**DATA SUPPLIED**
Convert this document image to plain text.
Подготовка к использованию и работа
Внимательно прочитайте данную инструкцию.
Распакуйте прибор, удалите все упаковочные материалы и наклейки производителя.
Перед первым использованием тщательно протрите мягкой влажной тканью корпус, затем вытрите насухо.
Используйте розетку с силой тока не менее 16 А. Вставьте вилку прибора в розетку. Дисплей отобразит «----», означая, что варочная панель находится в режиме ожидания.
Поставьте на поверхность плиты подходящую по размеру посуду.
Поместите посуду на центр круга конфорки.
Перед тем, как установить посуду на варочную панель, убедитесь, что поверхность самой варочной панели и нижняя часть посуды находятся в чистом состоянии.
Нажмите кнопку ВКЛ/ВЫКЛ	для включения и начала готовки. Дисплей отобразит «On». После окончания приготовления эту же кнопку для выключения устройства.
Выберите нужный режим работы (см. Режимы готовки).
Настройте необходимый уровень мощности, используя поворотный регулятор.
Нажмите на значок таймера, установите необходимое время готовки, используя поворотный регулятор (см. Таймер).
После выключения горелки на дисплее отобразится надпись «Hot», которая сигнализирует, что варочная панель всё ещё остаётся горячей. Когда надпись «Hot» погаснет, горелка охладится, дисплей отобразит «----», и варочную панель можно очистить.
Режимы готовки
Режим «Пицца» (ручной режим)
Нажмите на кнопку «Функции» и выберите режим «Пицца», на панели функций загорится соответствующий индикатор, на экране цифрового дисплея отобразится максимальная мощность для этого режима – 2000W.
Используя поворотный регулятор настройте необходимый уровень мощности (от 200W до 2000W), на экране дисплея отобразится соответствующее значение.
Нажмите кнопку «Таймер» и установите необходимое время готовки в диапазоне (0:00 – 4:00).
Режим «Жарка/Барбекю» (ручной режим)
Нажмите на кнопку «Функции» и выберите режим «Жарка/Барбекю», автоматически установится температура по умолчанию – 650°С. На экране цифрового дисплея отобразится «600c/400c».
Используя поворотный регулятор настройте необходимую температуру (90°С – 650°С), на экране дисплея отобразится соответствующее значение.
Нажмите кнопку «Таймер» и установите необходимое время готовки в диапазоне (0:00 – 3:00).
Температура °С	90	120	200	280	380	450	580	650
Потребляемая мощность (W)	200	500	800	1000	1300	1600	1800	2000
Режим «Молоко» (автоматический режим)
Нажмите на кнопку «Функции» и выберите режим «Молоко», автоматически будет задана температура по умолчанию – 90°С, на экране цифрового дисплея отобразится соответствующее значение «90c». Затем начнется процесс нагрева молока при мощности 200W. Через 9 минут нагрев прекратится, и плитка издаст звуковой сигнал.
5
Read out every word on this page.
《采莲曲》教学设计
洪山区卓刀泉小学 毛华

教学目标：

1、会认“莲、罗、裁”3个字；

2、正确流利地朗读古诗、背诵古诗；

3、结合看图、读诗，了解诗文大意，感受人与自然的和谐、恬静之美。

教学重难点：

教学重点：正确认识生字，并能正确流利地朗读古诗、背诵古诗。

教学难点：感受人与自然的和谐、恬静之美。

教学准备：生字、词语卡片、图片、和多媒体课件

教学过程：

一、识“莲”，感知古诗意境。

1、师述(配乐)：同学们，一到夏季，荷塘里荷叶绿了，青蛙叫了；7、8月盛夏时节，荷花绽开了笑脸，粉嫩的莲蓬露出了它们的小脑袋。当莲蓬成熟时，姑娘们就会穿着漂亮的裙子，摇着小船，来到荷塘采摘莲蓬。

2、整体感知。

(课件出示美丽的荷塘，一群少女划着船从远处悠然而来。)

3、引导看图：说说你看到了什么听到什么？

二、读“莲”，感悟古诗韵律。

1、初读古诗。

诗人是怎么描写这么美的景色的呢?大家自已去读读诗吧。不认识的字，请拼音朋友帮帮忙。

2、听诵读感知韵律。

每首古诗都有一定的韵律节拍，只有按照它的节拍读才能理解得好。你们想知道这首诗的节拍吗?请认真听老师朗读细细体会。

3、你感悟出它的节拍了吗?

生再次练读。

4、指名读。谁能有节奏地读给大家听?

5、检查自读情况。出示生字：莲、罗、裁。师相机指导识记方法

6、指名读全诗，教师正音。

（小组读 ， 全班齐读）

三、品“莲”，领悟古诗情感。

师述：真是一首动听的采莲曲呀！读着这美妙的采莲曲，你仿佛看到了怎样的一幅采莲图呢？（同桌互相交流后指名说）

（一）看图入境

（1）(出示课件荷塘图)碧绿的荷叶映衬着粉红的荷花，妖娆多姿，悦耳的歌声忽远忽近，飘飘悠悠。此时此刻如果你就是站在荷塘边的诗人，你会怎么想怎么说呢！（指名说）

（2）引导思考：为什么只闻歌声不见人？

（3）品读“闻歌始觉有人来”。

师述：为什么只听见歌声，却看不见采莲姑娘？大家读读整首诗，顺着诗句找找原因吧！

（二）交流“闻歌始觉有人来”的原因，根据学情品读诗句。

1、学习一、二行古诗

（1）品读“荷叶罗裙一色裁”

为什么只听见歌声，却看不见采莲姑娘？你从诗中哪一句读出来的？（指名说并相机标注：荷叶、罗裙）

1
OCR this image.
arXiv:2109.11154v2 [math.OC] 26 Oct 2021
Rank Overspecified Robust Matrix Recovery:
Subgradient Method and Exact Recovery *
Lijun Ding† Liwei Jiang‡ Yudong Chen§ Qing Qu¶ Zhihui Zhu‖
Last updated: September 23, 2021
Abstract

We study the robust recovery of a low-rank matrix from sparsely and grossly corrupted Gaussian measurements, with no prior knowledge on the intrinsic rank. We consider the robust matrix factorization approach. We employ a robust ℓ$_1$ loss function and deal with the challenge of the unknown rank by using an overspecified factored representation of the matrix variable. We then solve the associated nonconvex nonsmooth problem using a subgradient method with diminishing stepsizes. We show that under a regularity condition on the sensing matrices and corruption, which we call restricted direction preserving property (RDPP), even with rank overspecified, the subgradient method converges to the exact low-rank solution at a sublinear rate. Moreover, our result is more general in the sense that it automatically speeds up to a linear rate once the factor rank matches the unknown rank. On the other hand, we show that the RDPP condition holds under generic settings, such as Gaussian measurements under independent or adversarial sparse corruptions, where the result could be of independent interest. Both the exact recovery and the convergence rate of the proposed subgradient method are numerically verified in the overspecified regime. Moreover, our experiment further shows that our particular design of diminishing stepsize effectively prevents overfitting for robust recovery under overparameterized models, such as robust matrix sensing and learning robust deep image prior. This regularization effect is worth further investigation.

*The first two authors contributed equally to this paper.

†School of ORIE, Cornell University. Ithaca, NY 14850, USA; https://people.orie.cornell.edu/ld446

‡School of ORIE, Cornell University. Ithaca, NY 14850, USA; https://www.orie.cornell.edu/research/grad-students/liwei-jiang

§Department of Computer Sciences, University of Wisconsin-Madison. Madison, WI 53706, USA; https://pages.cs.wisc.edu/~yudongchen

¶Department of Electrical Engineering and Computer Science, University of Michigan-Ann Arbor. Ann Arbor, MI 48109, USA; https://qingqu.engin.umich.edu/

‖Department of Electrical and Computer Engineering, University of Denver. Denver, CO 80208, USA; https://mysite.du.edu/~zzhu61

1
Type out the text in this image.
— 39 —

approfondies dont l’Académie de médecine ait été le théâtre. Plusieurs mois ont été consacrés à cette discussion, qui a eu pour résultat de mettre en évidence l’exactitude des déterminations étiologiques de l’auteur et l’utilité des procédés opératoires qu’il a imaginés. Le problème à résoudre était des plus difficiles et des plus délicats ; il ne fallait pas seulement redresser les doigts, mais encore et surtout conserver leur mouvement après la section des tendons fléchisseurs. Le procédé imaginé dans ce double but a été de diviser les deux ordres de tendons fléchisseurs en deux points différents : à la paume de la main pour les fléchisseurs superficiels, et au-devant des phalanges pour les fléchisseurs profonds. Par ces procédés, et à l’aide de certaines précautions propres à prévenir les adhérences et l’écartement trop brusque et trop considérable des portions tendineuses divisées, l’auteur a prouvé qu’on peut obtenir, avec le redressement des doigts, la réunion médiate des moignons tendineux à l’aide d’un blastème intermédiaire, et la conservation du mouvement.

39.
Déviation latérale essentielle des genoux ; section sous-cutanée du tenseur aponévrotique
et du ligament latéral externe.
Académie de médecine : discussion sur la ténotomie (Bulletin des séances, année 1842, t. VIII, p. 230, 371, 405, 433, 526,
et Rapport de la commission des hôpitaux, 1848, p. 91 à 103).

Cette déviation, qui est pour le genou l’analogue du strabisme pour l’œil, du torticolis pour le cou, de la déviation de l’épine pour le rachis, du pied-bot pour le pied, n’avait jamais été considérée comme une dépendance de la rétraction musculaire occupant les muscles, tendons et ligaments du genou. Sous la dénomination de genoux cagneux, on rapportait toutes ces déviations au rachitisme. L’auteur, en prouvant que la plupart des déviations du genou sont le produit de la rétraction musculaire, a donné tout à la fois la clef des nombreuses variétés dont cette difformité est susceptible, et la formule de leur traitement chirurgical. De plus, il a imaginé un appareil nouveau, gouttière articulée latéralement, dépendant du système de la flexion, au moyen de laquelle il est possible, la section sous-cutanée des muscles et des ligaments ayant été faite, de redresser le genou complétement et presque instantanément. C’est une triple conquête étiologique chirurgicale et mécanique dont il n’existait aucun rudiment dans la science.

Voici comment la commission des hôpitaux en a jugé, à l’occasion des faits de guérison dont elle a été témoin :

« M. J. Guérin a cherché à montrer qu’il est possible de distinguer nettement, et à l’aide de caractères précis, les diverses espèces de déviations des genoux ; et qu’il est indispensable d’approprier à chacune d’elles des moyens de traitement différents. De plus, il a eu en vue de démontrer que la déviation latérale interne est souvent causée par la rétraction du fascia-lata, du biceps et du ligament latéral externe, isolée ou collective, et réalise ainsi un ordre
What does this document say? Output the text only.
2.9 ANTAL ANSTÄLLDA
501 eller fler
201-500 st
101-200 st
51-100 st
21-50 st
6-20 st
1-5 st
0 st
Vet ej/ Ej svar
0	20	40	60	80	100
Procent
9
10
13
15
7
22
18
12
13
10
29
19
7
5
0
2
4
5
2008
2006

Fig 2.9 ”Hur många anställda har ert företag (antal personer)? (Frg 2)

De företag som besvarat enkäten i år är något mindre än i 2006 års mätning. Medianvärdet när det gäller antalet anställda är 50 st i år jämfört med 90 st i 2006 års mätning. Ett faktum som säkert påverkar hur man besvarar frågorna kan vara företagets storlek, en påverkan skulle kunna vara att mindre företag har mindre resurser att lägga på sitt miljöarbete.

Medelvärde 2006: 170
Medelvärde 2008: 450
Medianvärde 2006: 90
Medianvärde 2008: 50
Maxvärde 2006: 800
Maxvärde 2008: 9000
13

**REQUEST**
Only the number should be given: how many lines of the data contain the word "hôpitaux"?

**WORKED SOLUTION**
2